§ TASK GOAL
Every line below must be reproduced exactly. Copy them all.

§ RECORD EXTRACTS
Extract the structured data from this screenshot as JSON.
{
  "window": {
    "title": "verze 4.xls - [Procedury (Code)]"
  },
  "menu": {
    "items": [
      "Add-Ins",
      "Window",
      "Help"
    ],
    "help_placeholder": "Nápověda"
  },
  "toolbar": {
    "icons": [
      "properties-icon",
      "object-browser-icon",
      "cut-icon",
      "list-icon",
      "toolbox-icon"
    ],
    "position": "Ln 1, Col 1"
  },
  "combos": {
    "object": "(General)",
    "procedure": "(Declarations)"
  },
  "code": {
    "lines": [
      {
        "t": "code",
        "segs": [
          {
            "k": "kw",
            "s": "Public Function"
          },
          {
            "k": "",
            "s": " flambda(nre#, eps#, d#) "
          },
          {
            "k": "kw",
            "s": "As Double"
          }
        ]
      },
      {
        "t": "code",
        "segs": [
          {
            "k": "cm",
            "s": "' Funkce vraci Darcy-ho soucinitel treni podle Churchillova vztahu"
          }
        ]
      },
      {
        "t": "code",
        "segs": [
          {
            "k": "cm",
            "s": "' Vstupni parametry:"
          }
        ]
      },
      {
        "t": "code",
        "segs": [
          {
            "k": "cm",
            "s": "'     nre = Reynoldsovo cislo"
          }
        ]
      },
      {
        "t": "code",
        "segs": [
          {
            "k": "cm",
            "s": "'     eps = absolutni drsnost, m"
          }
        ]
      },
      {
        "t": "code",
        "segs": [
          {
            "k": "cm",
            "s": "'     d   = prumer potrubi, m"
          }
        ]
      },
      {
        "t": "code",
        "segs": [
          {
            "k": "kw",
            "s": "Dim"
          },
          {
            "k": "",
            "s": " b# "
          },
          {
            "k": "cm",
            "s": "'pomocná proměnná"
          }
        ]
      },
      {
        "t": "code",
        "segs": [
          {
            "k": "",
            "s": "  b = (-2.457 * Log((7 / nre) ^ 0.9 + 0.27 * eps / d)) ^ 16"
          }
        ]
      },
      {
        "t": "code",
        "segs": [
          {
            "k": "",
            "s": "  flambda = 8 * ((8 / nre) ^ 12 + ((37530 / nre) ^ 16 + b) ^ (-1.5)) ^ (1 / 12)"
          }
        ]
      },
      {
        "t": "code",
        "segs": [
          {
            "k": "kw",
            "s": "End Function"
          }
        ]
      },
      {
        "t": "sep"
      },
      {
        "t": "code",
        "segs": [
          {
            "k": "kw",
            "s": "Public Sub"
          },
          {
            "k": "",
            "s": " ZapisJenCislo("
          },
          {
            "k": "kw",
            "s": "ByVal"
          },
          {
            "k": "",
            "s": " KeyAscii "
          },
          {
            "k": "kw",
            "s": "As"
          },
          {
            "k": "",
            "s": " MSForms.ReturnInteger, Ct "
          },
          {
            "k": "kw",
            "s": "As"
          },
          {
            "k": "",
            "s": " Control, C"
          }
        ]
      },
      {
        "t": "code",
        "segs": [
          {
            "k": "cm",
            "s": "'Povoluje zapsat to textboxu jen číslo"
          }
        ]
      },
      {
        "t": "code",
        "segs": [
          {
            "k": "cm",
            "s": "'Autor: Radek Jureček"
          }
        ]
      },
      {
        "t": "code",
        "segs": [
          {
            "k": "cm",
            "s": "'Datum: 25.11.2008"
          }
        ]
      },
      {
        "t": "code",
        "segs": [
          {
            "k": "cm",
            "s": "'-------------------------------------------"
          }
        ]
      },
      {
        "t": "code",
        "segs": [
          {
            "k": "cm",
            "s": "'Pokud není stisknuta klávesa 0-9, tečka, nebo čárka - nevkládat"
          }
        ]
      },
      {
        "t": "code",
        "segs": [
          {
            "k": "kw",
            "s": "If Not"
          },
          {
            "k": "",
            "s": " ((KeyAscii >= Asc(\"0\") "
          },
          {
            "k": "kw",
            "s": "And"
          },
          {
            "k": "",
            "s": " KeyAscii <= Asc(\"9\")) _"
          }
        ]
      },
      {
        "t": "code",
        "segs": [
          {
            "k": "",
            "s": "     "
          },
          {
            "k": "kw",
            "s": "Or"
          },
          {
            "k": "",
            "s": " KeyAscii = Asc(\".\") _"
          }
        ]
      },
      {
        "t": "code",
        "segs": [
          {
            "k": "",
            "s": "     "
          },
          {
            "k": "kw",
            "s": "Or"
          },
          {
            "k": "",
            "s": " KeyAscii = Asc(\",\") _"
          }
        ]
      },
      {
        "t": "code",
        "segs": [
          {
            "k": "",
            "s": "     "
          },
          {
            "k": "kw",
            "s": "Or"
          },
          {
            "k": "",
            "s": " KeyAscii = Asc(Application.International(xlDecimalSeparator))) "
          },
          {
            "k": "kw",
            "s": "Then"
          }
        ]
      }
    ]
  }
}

§ THE RESULT
Extract the structured data from this screenshot as JSON.
{
  "window": {
    "title": "verze 4.xls - [Procedury (Code)]"
  },
  "menu": {
    "items": [
      "Add-Ins",
      "Window",
      "Help"
    ],
    "help_placeholder": "Nápověda"
  },
  "toolbar": {
    "icons": [
      "properties-icon",
      "object-browser-icon",
      "cut-icon",
      "list-icon",
      "toolbox-icon"
    ],
    "position": "Ln 1, Col 1"
  },
  "combos": {
    "object": "(General)",
    "procedure": "(Declarations)"
  },
  "code": {
    "lines": [
      {
        "t": "code",
        "segs": [
          {
            "k": "kw",
            "s": "Public Function"
          },
          {
            "k": "",
            "s": " flambda(nre#, eps#, d#) "
          },
          {
            "k": "kw",
            "s": "As Double"
          }
        ]
      },
      {
        "t": "code",
        "segs": [
          {
            "k": "cm",
            "s": "' Funkce vraci Darcy-ho soucinitel treni podle Churchillova vztahu"
          }
        ]
      },
      {
        "t": "code",
        "segs": [
          {
            "k": "cm",
            "s": "' Vstupni parametry:"
          }
        ]
      },
      {
        "t": "code",
        "segs": [
          {
            "k": "cm",
            "s": "'     nre = Reynoldsovo cislo"
          }
        ]
      },
      {
        "t": "code",
        "segs": [
          {
            "k": "cm",
            "s": "'     eps = absolutni drsnost, m"
          }
        ]
      },
      {
        "t": "code",
        "segs": [
          {
            "k": "cm",
            "s": "'     d   = prumer potrubi, m"
          }
        ]
      },
      {
        "t": "code",
        "segs": [
          {
            "k": "kw",
            "s": "Dim"
          },
          {
            "k": "",
            "s": " b# "
          },
          {
            "k": "cm",
            "s": "'pomocná proměnná"
          }
        ]
      },
      {
        "t": "code",
        "segs": [
          {
            "k": "",
            "s": "  b = (-2.457 * Log((7 / nre) ^ 0.9 + 0.27 * eps / d)) ^ 16"
          }
        ]
      },
      {
        "t": "code",
        "segs": [
          {
            "k": "",
            "s": "  flambda = 8 * ((8 / nre) ^ 12 + ((37530 / nre) ^ 16 + b) ^ (-1.5)) ^ (1 / 12)"
          }
        ]
      },
      {
        "t": "code",
        "segs": [
          {
            "k": "kw",
            "s": "End Function"
          }
        ]
      },
      {
        "t": "sep"
      },
      {
        "t": "code",
        "segs": [
          {
            "k": "kw",
            "s": "Public Sub"
          },
          {
            "k": "",
            "s": " ZapisJenCislo("
          },
          {
            "k": "kw",
            "s": "ByVal"
          },
          {
            "k": "",
            "s": " KeyAscii "
          },
          {
            "k": "kw",
            "s": "As"
          },
          {
            "k": "",
            "s": " MSForms.ReturnInteger, Ct "
          },
          {
            "k": "kw",
            "s": "As"
          },
          {
            "k": "",
            "s": " Control, C"
          }
        ]
      },
      {
        "t": "code",
        "segs": [
          {
            "k": "cm",
            "s": "'Povoluje zapsat to textboxu jen číslo"
          }
        ]
      },
      {
        "t": "code",
        "segs": [
          {
            "k": "cm",
            "s": "'Autor: Radek Jureček"
          }
        ]
      },
      {
        "t": "code",
        "segs": [
          {
            "k": "cm",
            "s": "'Datum: 25.11.2008"
          }
        ]
      },
      {
        "t": "code",
        "segs": [
          {
            "k": "cm",
            "s": "'-------------------------------------------"
          }
        ]
      },
      {
        "t": "code",
        "segs": [
          {
            "k": "cm",
            "s": "'Pokud není stisknuta klávesa 0-9, tečka, nebo čárka - nevkládat"
          }
        ]
      },
      {
        "t": "code",
        "segs": [
          {
            "k": "kw",
            "s": "If Not"
          },
          {
            "k": "",
            "s": " ((KeyAscii >= Asc(\"0\") "
          },
          {
            "k": "kw",
            "s": "And"
          },
          {
            "k": "",
            "s": " KeyAscii <= Asc(\"9\")) _"
          }
        ]
      },
      {
        "t": "code",
        "segs": [
          {
            "k": "",
            "s": "     "
          },
          {
            "k": "kw",
            "s": "Or"
          },
          {
            "k": "",
            "s": " KeyAscii = Asc(\".\") _"
          }
        ]
      },
      {
        "t": "code",
        "segs": [
          {
            "k": "",
            "s": "     "
          },
          {
            "k": "kw",
            "s": "Or"
          },
          {
            "k": "",
            "s": " KeyAscii = Asc(\",\") _"
          }
        ]
      },
      {
        "t": "code",
        "segs": [
          {
            "k": "",
            "s": "     "
          },
          {
            "k": "kw",
            "s": "Or"
          },
          {
            "k": "",
            "s": " KeyAscii = Asc(Application.International(xlDecimalSeparator))) "
          },
          {
            "k": "kw",
            "s": "Then"
          }
        ]
      }
    ]
  }
}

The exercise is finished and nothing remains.